*Short task*
Output all of the records exactly as written.

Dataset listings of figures

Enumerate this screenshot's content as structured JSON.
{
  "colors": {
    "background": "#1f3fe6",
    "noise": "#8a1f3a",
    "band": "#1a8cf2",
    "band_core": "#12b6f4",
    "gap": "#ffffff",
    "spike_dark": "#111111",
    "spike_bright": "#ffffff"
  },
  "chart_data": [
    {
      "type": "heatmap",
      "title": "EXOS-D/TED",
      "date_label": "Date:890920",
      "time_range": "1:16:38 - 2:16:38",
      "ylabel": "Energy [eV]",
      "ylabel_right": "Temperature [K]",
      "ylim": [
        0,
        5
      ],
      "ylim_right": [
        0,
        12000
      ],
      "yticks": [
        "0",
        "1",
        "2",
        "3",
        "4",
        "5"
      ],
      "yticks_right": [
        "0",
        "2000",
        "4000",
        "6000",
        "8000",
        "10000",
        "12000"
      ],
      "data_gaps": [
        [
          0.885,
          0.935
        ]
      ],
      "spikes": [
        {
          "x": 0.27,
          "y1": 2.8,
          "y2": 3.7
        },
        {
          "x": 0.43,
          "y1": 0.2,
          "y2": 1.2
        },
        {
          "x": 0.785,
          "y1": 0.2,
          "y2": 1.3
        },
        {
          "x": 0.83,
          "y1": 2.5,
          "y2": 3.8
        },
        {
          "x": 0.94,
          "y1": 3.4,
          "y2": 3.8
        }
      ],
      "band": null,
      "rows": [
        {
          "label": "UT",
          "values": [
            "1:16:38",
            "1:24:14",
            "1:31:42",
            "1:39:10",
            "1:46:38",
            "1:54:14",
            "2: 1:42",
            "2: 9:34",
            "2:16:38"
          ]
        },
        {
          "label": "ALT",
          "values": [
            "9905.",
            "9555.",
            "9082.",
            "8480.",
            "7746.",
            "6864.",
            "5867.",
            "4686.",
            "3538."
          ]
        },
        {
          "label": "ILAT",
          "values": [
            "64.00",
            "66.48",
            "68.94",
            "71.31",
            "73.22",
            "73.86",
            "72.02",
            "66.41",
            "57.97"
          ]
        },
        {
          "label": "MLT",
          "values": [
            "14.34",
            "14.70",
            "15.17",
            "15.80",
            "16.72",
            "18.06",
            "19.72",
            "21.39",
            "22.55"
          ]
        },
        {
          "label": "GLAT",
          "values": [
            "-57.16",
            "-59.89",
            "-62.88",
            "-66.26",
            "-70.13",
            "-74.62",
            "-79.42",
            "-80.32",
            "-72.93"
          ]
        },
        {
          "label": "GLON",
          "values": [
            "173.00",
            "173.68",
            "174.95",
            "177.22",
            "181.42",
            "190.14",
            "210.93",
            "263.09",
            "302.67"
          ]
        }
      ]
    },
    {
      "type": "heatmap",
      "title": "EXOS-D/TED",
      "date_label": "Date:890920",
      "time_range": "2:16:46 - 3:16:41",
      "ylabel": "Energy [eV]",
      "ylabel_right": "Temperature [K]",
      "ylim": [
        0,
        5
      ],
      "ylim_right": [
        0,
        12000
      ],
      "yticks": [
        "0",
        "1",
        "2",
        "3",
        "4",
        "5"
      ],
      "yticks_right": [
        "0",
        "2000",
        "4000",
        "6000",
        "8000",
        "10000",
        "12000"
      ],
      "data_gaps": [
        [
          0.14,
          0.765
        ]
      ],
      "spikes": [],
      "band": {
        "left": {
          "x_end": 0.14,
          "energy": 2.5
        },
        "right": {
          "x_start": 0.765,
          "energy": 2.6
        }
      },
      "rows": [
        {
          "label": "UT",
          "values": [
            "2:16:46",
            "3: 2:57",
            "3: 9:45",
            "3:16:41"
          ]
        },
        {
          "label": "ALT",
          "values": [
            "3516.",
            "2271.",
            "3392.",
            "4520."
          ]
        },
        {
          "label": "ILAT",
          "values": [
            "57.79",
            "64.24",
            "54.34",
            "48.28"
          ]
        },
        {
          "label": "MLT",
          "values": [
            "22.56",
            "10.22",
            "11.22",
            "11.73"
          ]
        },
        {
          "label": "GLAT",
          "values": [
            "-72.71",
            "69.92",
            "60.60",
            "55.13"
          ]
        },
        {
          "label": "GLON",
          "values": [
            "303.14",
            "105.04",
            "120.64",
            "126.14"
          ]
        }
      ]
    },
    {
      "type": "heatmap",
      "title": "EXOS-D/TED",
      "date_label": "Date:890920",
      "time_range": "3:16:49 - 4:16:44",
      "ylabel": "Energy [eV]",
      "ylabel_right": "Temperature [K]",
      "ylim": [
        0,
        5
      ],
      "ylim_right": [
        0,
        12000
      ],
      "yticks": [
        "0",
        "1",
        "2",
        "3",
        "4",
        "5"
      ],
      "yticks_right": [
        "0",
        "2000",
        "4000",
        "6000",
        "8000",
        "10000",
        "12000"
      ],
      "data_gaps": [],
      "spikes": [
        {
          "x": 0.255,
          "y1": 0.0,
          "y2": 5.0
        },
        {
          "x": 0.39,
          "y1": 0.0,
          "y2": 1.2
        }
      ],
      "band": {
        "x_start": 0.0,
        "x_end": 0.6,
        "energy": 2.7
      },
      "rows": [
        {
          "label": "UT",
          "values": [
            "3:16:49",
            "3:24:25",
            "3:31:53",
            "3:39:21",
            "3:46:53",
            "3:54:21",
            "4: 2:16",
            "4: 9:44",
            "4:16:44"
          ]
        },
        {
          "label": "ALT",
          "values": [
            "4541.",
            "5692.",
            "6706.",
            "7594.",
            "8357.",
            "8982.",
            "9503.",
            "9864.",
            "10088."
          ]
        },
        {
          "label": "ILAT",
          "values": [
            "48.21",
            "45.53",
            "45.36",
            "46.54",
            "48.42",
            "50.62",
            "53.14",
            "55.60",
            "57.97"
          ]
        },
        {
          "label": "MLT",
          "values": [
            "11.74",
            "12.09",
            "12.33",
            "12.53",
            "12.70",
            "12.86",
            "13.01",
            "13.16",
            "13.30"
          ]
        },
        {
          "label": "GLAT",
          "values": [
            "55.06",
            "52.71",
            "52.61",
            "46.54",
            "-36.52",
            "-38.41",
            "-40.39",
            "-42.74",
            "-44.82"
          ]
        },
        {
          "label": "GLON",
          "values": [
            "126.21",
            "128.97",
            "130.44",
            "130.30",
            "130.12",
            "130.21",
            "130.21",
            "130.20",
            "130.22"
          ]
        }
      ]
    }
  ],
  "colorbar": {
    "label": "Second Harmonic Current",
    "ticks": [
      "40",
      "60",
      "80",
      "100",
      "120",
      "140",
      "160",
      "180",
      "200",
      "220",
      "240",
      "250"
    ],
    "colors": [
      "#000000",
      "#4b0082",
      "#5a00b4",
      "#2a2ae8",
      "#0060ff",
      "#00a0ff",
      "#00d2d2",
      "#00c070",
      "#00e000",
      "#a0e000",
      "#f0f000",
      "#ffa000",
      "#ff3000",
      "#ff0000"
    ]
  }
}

*Output*
Enumerate this screenshot's content as structured JSON.
{
  "colors": {
    "background": "#1f3fe6",
    "noise": "#8a1f3a",
    "band": "#1a8cf2",
    "band_core": "#12b6f4",
    "gap": "#ffffff",
    "spike_dark": "#111111",
    "spike_bright": "#ffffff"
  },
  "chart_data": [
    {
      "type": "heatmap",
      "title": "EXOS-D/TED",
      "date_label": "Date:890920",
      "time_range": "1:16:38 - 2:16:38",
      "ylabel": "Energy [eV]",
      "ylabel_right": "Temperature [K]",
      "ylim": [
        0,
        5
      ],
      "ylim_right": [
        0,
        12000
      ],
      "yticks": [
        "0",
        "1",
        "2",
        "3",
        "4",
        "5"
      ],
      "yticks_right": [
        "0",
        "2000",
        "4000",
        "6000",
        "8000",
        "10000",
        "12000"
      ],
      "data_gaps": [
        [
          0.885,
          0.935
        ]
      ],
      "spikes": [
        {
          "x": 0.27,
          "y1": 2.8,
          "y2": 3.7
        },
        {
          "x": 0.43,
          "y1": 0.2,
          "y2": 1.2
        },
        {
          "x": 0.785,
          "y1": 0.2,
          "y2": 1.3
        },
        {
          "x": 0.83,
          "y1": 2.5,
          "y2": 3.8
        },
        {
          "x": 0.94,
          "y1": 3.4,
          "y2": 3.8
        }
      ],
      "band": null,
      "rows": [
        {
          "label": "UT",
          "values": [
            "1:16:38",
            "1:24:14",
            "1:31:42",
            "1:39:10",
            "1:46:38",
            "1:54:14",
            "2: 1:42",
            "2: 9:34",
            "2:16:38"
          ]
        },
        {
          "label": "ALT",
          "values": [
            "9905.",
            "9555.",
            "9082.",
            "8480.",
            "7746.",
            "6864.",
            "5867.",
            "4686.",
            "3538."
          ]
        },
        {
          "label": "ILAT",
          "values": [
            "64.00",
            "66.48",
            "68.94",
            "71.31",
            "73.22",
            "73.86",
            "72.02",
            "66.41",
            "57.97"
          ]
        },
        {
          "label": "MLT",
          "values": [
            "14.34",
            "14.70",
            "15.17",
            "15.80",
            "16.72",
            "18.06",
            "19.72",
            "21.39",
            "22.55"
          ]
        },
        {
          "label": "GLAT",
          "values": [
            "-57.16",
            "-59.89",
            "-62.88",
            "-66.26",
            "-70.13",
            "-74.62",
            "-79.42",
            "-80.32",
            "-72.93"
          ]
        },
        {
          "label": "GLON",
          "values": [
            "173.00",
            "173.68",
            "174.95",
            "177.22",
            "181.42",
            "190.14",
            "210.93",
            "263.09",
            "302.67"
          ]
        }
      ]
    },
    {
      "type": "heatmap",
      "title": "EXOS-D/TED",
      "date_label": "Date:890920",
      "time_range": "2:16:46 - 3:16:41",
      "ylabel": "Energy [eV]",
      "ylabel_right": "Temperature [K]",
      "ylim": [
        0,
        5
      ],
      "ylim_right": [
        0,
        12000
      ],
      "yticks": [
        "0",
        "1",
        "2",
        "3",
        "4",
        "5"
      ],
      "yticks_right": [
        "0",
        "2000",
        "4000",
        "6000",
        "8000",
        "10000",
        "12000"
      ],
      "data_gaps": [
        [
          0.14,
          0.765
        ]
      ],
      "spikes": [],
      "band": {
        "left": {
          "x_end": 0.14,
          "energy": 2.5
        },
        "right": {
          "x_start": 0.765,
          "energy": 2.6
        }
      },
      "rows": [
        {
          "label": "UT",
          "values": [
            "2:16:46",
            "3: 2:57",
            "3: 9:45",
            "3:16:41"
          ]
        },
        {
          "label": "ALT",
          "values": [
            "3516.",
            "2271.",
            "3392.",
            "4520."
          ]
        },
        {
          "label": "ILAT",
          "values": [
            "57.79",
            "64.24",
            "54.34",
            "48.28"
          ]
        },
        {
          "label": "MLT",
          "values": [
            "22.56",
            "10.22",
            "11.22",
            "11.73"
          ]
        },
        {
          "label": "GLAT",
          "values": [
            "-72.71",
            "69.92",
            "60.60",
            "55.13"
          ]
        },
        {
          "label": "GLON",
          "values": [
            "303.14",
            "105.04",
            "120.64",
            "126.14"
          ]
        }
      ]
    },
    {
      "type": "heatmap",
      "title": "EXOS-D/TED",
      "date_label": "Date:890920",
      "time_range": "3:16:49 - 4:16:44",
      "ylabel": "Energy [eV]",
      "ylabel_right": "Temperature [K]",
      "ylim": [
        0,
        5
      ],
      "ylim_right": [
        0,
        12000
      ],
      "yticks": [
        "0",
        "1",
        "2",
        "3",
        "4",
        "5"
      ],
      "yticks_right": [
        "0",
        "2000",
        "4000",
        "6000",
        "8000",
        "10000",
        "12000"
      ],
      "data_gaps": [],
      "spikes": [
        {
          "x": 0.255,
          "y1": 0.0,
          "y2": 5.0
        },
        {
          "x": 0.39,
          "y1": 0.0,
          "y2": 1.2
        }
      ],
      "band": {
        "x_start": 0.0,
        "x_end": 0.6,
        "energy": 2.7
      },
      "rows": [
        {
          "label": "UT",
          "values": [
            "3:16:49",
            "3:24:25",
            "3:31:53",
            "3:39:21",
            "3:46:53",
            "3:54:21",
            "4: 2:16",
            "4: 9:44",
            "4:16:44"
          ]
        },
        {
          "label": "ALT",
          "values": [
            "4541.",
            "5692.",
            "6706.",
            "7594.",
            "8357.",
            "8982.",
            "9503.",
            "9864.",
            "10088."
          ]
        },
        {
          "label": "ILAT",
          "values": [
            "48.21",
            "45.53",
            "45.36",
            "46.54",
            "48.42",
            "50.62",
            "53.14",
            "55.60",
            "57.97"
          ]
        },
        {
          "label": "MLT",
          "values": [
            "11.74",
            "12.09",
            "12.33",
            "12.53",
            "12.70",
            "12.86",
            "13.01",
            "13.16",
            "13.30"
          ]
        },
        {
          "label": "GLAT",
          "values": [
            "55.06",
            "52.71",
            "52.61",
            "46.54",
            "-36.52",
            "-38.41",
            "-40.39",
            "-42.74",
            "-44.82"
          ]
        },
        {
          "label": "GLON",
          "values": [
            "126.21",
            "128.97",
            "130.44",
            "130.30",
            "130.12",
            "130.21",
            "130.21",
            "130.20",
            "130.22"
          ]
        }
      ]
    }
  ],
  "colorbar": {
    "label": "Second Harmonic Current",
    "ticks": [
      "40",
      "60",
      "80",
      "100",
      "120",
      "140",
      "160",
      "180",
      "200",
      "220",
      "240",
      "250"
    ],
    "colors": [
      "#000000",
      "#4b0082",
      "#5a00b4",
      "#2a2ae8",
      "#0060ff",
      "#00a0ff",
      "#00d2d2",
      "#00c070",
      "#00e000",
      "#a0e000",
      "#f0f000",
      "#ffa000",
      "#ff3000",
      "#ff0000"
    ]
  }
}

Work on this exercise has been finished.